(Task brief):
Gather up every line from the entries below that uses the word "type".

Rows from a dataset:
▬▬▬▬▬▬

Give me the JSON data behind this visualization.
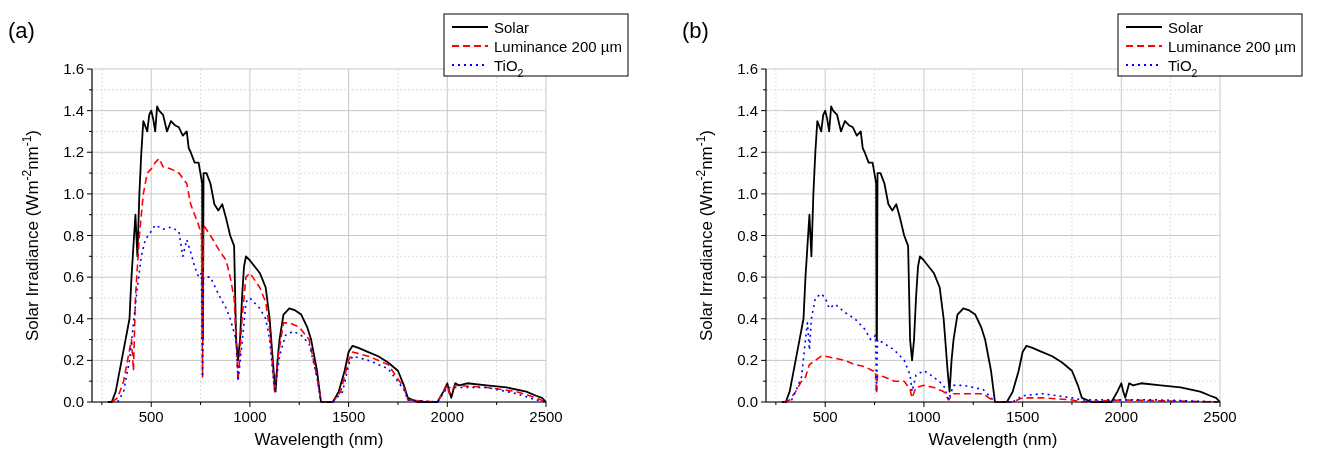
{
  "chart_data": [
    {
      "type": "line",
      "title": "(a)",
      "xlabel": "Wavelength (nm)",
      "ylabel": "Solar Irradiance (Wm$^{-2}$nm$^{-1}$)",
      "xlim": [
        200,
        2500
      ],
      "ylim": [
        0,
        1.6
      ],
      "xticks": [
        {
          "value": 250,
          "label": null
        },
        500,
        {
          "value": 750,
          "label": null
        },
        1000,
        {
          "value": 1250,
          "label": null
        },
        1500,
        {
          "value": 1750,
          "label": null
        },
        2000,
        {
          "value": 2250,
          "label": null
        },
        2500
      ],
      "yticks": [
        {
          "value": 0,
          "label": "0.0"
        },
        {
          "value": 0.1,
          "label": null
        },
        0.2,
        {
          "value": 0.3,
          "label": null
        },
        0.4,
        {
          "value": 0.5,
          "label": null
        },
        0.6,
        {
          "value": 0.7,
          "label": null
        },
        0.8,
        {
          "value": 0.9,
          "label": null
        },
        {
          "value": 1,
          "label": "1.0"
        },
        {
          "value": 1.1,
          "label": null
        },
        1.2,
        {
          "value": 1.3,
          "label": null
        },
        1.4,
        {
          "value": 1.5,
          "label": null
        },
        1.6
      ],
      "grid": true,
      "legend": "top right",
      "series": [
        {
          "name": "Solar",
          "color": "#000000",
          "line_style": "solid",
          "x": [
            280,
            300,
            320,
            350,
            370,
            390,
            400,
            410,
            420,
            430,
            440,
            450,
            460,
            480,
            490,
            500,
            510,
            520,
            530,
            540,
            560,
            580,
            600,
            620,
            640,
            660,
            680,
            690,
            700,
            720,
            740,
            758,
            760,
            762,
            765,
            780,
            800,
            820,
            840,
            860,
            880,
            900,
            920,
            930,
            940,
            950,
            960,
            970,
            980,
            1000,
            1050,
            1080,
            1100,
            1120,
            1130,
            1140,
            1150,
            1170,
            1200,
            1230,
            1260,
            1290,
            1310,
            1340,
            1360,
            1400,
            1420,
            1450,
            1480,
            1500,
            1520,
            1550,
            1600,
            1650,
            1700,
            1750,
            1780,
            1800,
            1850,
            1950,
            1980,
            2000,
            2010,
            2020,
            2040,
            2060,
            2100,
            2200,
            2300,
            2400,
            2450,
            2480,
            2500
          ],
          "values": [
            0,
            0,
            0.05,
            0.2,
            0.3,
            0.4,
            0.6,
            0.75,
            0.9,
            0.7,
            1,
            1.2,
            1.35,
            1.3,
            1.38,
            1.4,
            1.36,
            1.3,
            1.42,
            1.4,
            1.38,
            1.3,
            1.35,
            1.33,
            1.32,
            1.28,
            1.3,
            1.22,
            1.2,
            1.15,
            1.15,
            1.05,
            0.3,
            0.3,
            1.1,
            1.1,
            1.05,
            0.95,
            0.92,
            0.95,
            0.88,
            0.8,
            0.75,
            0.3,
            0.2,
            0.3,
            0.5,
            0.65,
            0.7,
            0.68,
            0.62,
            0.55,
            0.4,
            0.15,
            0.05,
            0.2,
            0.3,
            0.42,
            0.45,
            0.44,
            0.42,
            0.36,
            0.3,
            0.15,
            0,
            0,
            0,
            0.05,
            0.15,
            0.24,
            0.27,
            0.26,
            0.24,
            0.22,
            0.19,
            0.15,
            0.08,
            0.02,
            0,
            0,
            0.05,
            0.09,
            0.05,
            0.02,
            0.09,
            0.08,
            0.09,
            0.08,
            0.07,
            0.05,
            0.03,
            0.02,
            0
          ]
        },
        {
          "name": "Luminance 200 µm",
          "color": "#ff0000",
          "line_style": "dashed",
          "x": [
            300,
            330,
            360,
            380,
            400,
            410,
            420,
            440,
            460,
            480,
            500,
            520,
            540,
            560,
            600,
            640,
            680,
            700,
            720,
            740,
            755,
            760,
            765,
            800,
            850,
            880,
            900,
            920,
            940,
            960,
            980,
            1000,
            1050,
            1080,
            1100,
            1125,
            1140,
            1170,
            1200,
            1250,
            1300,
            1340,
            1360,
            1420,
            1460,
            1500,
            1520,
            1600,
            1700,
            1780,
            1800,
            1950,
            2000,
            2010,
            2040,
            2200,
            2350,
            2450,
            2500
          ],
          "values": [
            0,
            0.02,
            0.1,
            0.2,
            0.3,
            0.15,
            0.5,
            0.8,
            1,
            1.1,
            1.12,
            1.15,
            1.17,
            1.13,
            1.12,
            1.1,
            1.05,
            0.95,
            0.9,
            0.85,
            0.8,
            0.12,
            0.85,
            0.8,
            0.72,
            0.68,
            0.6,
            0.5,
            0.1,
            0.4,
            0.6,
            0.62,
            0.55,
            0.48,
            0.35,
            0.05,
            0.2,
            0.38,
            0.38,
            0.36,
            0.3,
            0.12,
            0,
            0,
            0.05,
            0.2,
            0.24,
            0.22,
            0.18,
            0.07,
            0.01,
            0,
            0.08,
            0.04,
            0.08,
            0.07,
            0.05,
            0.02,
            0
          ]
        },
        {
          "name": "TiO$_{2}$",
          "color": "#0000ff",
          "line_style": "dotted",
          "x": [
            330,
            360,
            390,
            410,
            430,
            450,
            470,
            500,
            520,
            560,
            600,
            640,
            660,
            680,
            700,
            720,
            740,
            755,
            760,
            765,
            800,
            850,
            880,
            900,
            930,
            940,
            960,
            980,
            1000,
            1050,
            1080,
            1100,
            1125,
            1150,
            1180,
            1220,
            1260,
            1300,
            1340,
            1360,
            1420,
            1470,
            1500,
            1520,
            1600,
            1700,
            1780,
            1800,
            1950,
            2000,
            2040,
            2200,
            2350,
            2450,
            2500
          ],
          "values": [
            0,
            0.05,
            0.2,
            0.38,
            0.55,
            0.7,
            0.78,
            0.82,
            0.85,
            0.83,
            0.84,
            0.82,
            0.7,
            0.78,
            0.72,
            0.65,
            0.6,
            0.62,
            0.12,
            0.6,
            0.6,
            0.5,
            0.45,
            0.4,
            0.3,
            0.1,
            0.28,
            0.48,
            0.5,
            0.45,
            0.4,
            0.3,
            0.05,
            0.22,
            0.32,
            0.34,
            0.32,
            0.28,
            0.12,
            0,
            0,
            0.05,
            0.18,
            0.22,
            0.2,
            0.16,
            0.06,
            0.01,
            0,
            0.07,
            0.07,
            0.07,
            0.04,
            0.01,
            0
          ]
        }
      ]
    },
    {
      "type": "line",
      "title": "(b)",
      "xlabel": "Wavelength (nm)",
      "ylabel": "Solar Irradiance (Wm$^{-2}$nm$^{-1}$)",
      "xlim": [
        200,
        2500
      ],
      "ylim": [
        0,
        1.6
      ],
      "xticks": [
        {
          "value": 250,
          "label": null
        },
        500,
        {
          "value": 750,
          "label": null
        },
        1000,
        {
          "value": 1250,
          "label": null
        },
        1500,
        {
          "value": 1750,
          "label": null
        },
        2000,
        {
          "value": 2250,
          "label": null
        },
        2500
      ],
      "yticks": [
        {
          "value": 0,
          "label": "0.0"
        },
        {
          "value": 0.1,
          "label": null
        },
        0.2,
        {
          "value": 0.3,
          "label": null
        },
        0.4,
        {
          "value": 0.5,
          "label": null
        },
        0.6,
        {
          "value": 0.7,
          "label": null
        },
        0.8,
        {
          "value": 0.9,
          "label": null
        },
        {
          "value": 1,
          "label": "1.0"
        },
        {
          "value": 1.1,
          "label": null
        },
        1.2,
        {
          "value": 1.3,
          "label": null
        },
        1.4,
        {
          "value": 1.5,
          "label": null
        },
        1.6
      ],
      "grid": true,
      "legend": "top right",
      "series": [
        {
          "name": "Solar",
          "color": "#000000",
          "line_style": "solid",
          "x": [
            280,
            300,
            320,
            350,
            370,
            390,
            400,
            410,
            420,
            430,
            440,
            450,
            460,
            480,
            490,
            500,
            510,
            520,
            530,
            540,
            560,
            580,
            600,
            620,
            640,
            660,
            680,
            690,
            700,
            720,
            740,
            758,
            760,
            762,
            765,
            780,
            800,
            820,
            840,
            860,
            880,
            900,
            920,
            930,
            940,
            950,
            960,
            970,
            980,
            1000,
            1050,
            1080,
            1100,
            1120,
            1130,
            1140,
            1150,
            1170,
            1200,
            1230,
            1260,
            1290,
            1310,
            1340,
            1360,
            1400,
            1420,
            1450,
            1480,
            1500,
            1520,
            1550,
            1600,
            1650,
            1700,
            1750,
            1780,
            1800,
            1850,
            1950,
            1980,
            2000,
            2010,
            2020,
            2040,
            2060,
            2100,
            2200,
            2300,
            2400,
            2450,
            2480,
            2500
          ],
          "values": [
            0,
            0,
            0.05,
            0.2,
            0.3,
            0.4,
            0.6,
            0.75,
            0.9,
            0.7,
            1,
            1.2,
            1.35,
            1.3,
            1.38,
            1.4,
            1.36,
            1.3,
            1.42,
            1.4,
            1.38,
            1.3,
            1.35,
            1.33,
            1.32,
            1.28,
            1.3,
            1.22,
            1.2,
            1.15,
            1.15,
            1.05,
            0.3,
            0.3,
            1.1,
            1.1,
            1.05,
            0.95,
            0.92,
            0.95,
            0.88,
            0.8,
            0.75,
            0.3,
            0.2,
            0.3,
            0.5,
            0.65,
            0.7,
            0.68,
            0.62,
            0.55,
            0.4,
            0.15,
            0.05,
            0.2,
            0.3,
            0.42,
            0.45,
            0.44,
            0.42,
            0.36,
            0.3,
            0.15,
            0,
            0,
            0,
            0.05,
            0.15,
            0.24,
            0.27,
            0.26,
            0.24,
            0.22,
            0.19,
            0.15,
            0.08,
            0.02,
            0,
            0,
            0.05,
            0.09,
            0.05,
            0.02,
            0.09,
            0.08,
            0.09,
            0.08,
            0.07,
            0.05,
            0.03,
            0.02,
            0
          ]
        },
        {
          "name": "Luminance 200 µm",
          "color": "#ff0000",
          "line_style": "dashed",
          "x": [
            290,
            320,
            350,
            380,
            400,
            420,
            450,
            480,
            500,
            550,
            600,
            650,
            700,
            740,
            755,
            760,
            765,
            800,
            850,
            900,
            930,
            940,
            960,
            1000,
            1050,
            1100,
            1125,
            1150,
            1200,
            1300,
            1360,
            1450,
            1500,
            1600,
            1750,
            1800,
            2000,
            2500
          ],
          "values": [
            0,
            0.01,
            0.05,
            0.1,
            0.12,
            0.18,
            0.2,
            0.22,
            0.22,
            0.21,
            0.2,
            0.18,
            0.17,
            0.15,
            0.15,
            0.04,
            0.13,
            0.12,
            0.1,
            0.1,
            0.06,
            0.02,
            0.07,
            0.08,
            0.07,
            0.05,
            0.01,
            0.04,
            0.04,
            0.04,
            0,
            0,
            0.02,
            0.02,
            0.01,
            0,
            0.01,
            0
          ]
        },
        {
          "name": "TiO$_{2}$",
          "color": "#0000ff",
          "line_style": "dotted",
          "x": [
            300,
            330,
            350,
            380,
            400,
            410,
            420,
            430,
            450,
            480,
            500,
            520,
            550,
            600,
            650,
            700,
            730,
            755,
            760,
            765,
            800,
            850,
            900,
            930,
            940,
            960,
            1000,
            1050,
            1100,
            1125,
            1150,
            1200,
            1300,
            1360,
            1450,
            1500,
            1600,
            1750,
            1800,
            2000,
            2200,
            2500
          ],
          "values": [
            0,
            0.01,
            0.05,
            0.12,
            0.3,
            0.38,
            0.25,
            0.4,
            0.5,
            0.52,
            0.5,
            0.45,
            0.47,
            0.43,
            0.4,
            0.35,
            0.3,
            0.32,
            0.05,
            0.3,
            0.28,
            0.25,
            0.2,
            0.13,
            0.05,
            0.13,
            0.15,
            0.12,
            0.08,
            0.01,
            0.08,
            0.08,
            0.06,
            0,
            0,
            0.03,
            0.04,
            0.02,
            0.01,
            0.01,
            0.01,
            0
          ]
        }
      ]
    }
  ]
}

▬▬▬▬▬▬

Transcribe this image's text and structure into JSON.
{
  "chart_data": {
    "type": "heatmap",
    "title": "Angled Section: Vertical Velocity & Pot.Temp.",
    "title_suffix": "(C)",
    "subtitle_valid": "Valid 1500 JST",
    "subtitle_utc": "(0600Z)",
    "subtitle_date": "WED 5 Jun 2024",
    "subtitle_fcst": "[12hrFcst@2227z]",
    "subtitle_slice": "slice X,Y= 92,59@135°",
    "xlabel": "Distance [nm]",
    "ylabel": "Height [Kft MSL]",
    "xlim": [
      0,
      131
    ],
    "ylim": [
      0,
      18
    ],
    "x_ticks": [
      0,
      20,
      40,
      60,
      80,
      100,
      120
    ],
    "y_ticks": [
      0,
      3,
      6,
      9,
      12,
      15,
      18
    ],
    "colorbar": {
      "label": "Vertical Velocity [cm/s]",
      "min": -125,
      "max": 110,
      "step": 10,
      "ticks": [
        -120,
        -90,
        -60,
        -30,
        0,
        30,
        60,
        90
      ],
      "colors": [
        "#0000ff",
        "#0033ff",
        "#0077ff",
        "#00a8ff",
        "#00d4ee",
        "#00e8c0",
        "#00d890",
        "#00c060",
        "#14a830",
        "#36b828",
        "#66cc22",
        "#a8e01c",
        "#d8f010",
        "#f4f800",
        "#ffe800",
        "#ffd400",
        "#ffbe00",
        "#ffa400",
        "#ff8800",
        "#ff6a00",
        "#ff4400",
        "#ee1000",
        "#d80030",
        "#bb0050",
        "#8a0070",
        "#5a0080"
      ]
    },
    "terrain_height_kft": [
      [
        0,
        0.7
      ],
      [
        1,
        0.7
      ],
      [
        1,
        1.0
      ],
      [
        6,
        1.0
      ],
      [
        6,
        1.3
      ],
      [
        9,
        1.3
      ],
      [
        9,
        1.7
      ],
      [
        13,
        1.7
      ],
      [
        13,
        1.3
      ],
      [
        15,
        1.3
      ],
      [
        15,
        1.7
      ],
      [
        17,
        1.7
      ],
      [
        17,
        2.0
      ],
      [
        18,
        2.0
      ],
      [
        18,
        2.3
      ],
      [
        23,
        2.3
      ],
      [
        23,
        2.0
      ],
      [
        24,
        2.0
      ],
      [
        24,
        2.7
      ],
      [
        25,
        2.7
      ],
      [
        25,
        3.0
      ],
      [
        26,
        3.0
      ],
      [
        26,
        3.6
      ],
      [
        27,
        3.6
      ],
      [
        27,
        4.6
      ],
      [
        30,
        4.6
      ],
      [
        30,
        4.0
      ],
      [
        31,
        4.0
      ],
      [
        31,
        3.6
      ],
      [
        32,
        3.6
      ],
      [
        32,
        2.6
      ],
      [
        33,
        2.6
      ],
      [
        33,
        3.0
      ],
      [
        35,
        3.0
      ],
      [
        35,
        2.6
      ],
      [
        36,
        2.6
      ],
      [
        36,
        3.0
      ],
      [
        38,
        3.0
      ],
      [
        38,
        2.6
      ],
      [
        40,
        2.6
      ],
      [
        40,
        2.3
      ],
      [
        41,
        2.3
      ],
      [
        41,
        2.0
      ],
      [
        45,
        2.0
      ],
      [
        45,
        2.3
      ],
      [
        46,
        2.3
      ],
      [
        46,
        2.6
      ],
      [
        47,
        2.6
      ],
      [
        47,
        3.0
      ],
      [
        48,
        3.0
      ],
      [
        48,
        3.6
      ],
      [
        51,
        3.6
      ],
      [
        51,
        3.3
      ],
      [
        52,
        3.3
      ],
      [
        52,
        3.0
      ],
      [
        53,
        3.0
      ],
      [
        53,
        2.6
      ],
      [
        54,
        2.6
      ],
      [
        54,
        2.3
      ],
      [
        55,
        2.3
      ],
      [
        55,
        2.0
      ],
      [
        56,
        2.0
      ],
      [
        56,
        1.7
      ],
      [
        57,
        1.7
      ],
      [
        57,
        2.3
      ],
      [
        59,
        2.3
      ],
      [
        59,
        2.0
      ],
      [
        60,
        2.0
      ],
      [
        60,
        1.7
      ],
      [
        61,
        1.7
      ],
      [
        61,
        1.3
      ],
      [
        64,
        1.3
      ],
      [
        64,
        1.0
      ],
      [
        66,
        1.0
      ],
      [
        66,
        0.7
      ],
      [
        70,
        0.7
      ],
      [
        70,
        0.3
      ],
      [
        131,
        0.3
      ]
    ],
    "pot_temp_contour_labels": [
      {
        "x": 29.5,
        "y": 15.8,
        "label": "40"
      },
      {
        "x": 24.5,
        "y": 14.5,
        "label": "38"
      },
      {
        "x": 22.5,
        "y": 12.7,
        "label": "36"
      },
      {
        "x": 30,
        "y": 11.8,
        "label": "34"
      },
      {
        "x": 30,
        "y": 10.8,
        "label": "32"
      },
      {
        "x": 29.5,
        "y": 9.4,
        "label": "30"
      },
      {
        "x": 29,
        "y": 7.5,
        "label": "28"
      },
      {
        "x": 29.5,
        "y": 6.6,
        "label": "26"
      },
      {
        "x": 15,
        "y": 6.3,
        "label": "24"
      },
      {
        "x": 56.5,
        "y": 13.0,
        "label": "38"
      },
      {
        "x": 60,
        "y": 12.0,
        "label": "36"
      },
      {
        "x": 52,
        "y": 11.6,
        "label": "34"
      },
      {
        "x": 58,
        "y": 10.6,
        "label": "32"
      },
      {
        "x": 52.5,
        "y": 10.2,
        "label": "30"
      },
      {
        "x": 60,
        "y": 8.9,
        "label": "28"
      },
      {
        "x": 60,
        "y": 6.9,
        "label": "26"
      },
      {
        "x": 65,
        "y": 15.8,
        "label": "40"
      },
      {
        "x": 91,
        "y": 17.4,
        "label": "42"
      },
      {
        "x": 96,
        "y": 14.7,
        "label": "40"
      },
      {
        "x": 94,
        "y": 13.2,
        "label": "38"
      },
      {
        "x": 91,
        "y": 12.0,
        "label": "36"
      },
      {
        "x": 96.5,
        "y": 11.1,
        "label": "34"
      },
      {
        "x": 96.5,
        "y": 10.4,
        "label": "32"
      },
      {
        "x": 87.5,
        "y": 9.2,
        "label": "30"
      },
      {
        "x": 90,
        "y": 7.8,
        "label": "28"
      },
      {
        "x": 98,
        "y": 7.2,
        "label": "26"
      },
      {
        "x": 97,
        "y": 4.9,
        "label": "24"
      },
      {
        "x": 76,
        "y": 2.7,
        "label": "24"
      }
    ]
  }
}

▬▬▬▬▬▬

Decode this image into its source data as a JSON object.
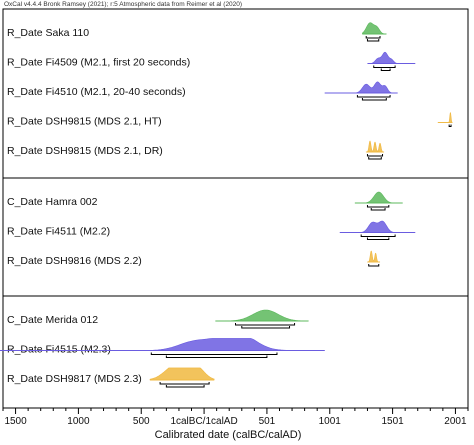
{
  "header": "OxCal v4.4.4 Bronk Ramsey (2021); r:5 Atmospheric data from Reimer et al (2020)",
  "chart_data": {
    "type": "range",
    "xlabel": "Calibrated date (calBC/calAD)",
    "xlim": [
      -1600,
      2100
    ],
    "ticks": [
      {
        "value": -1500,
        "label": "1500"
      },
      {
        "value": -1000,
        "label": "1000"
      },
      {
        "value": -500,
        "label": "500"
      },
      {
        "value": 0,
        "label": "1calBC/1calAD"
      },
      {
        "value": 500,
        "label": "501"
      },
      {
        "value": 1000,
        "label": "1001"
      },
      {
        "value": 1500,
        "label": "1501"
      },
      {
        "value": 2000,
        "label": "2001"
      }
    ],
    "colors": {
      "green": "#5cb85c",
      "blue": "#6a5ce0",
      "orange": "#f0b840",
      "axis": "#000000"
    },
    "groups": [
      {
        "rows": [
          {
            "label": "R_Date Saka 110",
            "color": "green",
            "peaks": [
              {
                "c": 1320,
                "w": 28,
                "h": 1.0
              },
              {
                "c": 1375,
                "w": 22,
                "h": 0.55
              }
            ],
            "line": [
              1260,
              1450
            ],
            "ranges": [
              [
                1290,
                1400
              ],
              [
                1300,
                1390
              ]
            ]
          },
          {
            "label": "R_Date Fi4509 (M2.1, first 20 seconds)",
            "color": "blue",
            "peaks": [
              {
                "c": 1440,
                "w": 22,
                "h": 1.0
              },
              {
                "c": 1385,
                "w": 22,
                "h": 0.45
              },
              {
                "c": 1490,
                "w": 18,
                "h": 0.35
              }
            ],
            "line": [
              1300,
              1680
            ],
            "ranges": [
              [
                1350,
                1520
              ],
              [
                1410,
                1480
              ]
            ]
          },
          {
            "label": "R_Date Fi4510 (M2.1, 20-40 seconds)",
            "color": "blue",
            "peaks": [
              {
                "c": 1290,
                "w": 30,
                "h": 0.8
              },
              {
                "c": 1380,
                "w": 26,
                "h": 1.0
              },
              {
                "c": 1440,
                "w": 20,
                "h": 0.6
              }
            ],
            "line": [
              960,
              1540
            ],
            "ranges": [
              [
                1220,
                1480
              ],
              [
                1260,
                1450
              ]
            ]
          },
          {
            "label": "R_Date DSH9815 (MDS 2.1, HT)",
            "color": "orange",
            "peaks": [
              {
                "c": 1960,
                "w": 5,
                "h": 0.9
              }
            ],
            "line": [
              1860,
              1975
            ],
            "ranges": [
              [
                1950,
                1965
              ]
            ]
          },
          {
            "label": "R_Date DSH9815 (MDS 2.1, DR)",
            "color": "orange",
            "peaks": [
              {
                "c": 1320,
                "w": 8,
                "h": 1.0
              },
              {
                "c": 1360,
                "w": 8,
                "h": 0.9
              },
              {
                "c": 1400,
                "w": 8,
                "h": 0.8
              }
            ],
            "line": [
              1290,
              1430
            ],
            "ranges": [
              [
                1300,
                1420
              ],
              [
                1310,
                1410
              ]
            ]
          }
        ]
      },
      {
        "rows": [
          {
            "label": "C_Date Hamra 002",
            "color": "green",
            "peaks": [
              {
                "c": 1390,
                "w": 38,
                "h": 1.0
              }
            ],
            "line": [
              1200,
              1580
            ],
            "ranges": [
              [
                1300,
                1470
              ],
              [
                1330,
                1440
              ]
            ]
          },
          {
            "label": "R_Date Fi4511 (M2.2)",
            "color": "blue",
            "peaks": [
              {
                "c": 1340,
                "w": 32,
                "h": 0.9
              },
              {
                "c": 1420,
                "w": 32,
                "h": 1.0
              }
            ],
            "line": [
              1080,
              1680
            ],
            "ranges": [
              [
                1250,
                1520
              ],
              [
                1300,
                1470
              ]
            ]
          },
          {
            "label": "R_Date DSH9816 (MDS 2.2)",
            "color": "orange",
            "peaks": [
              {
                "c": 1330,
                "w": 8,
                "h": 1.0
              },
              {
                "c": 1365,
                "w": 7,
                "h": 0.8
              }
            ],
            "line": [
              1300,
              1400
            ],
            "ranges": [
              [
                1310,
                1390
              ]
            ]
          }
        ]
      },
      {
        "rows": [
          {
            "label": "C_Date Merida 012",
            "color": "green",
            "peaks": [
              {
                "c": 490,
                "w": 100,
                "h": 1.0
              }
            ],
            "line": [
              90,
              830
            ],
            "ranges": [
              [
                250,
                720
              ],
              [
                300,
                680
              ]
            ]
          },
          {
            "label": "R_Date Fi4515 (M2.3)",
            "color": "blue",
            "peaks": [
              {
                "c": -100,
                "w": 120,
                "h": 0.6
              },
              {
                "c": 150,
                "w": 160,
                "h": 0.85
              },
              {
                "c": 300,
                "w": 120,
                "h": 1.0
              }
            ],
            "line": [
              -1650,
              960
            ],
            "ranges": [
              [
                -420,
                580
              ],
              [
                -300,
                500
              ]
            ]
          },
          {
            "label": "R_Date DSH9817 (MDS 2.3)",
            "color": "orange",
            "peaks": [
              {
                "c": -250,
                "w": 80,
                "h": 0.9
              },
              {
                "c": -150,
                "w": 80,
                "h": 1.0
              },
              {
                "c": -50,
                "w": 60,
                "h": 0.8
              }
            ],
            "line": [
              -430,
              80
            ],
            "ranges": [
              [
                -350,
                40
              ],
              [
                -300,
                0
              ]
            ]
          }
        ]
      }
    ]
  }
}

▬▬▬▬▬▬

(Result below):
      "type": "line",
      "type": "line",
    "type": "heatmap",
    "type": "range",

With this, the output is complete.